Render every entry verbatim.

**Raw data:**
════════════════════

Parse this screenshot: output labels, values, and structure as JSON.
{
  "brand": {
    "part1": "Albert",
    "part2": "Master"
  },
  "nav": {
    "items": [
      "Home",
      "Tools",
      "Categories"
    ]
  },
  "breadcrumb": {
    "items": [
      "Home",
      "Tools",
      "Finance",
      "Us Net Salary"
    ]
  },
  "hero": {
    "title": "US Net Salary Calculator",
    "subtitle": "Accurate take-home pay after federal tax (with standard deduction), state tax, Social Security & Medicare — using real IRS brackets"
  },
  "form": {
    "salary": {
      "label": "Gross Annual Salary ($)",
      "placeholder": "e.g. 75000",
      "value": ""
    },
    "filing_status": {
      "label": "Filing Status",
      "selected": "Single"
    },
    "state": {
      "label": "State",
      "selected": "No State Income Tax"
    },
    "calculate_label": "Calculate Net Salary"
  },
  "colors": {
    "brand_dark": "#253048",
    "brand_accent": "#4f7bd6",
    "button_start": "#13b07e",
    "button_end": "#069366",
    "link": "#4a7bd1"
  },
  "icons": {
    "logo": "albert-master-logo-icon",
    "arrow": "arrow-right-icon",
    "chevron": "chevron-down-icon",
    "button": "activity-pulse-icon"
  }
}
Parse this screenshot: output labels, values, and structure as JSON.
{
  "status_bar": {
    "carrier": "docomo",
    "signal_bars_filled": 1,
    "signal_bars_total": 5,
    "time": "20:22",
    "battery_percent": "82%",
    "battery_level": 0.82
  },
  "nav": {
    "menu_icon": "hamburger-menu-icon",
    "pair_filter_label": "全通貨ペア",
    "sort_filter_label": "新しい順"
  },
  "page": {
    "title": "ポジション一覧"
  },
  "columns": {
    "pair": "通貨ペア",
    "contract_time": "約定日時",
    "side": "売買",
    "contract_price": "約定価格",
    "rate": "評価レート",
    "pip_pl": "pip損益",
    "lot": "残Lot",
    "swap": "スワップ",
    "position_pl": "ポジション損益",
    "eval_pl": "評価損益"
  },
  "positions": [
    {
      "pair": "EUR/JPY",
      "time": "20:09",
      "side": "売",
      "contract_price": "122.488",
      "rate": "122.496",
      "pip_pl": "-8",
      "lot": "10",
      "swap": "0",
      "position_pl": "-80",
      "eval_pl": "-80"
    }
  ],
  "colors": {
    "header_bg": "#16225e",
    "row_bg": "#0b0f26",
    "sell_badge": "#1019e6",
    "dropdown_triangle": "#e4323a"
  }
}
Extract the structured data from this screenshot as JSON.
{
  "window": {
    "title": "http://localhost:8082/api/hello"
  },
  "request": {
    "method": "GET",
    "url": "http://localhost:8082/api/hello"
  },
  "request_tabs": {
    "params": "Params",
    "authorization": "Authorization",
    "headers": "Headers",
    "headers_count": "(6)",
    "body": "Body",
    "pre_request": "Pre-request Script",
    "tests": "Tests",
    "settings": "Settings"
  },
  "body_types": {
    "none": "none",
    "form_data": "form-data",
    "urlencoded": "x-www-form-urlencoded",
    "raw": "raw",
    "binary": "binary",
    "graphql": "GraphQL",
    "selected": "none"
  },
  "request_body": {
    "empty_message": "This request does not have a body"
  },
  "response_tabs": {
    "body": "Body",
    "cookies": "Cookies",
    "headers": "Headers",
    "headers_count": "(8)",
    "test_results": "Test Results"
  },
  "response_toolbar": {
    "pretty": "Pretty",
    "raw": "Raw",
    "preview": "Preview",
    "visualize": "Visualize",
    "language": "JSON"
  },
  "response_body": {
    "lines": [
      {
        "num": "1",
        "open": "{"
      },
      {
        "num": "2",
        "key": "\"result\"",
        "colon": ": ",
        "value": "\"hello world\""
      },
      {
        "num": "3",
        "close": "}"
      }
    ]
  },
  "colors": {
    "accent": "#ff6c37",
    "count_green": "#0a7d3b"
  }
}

════════════════════

**Completed task:**
Parse this screenshot: output labels, values, and structure as JSON.
{
  "brand": {
    "part1": "Albert",
    "part2": "Master"
  },
  "nav": {
    "items": [
      "Home",
      "Tools",
      "Categories"
    ]
  },
  "breadcrumb": {
    "items": [
      "Home",
      "Tools",
      "Finance",
      "Us Net Salary"
    ]
  },
  "hero": {
    "title": "US Net Salary Calculator",
    "subtitle": "Accurate take-home pay after federal tax (with standard deduction), state tax, Social Security & Medicare — using real IRS brackets"
  },
  "form": {
    "salary": {
      "label": "Gross Annual Salary ($)",
      "placeholder": "e.g. 75000",
      "value": ""
    },
    "filing_status": {
      "label": "Filing Status",
      "selected": "Single"
    },
    "state": {
      "label": "State",
      "selected": "No State Income Tax"
    },
    "calculate_label": "Calculate Net Salary"
  },
  "colors": {
    "brand_dark": "#253048",
    "brand_accent": "#4f7bd6",
    "button_start": "#13b07e",
    "button_end": "#069366",
    "link": "#4a7bd1"
  },
  "icons": {
    "logo": "albert-master-logo-icon",
    "arrow": "arrow-right-icon",
    "chevron": "chevron-down-icon",
    "button": "activity-pulse-icon"
  }
}
Parse this screenshot: output labels, values, and structure as JSON.
{
  "status_bar": {
    "carrier": "docomo",
    "signal_bars_filled": 1,
    "signal_bars_total": 5,
    "time": "20:22",
    "battery_percent": "82%",
    "battery_level": 0.82
  },
  "nav": {
    "menu_icon": "hamburger-menu-icon",
    "pair_filter_label": "全通貨ペア",
    "sort_filter_label": "新しい順"
  },
  "page": {
    "title": "ポジション一覧"
  },
  "columns": {
    "pair": "通貨ペア",
    "contract_time": "約定日時",
    "side": "売買",
    "contract_price": "約定価格",
    "rate": "評価レート",
    "pip_pl": "pip損益",
    "lot": "残Lot",
    "swap": "スワップ",
    "position_pl": "ポジション損益",
    "eval_pl": "評価損益"
  },
  "positions": [
    {
      "pair": "EUR/JPY",
      "time": "20:09",
      "side": "売",
      "contract_price": "122.488",
      "rate": "122.496",
      "pip_pl": "-8",
      "lot": "10",
      "swap": "0",
      "position_pl": "-80",
      "eval_pl": "-80"
    }
  ],
  "colors": {
    "header_bg": "#16225e",
    "row_bg": "#0b0f26",
    "sell_badge": "#1019e6",
    "dropdown_triangle": "#e4323a"
  }
}
Extract the structured data from this screenshot as JSON.
{
  "window": {
    "title": "http://localhost:8082/api/hello"
  },
  "request": {
    "method": "GET",
    "url": "http://localhost:8082/api/hello"
  },
  "request_tabs": {
    "params": "Params",
    "authorization": "Authorization",
    "headers": "Headers",
    "headers_count": "(6)",
    "body": "Body",
    "pre_request": "Pre-request Script",
    "tests": "Tests",
    "settings": "Settings"
  },
  "body_types": {
    "none": "none",
    "form_data": "form-data",
    "urlencoded": "x-www-form-urlencoded",
    "raw": "raw",
    "binary": "binary",
    "graphql": "GraphQL",
    "selected": "none"
  },
  "request_body": {
    "empty_message": "This request does not have a body"
  },
  "response_tabs": {
    "body": "Body",
    "cookies": "Cookies",
    "headers": "Headers",
    "headers_count": "(8)",
    "test_results": "Test Results"
  },
  "response_toolbar": {
    "pretty": "Pretty",
    "raw": "Raw",
    "preview": "Preview",
    "visualize": "Visualize",
    "language": "JSON"
  },
  "response_body": {
    "lines": [
      {
        "num": "1",
        "open": "{"
      },
      {
        "num": "2",
        "key": "\"result\"",
        "colon": ": ",
        "value": "\"hello world\""
      },
      {
        "num": "3",
        "close": "}"
      }
    ]
  },
  "colors": {
    "accent": "#ff6c37",
    "count_green": "#0a7d3b"
  }
}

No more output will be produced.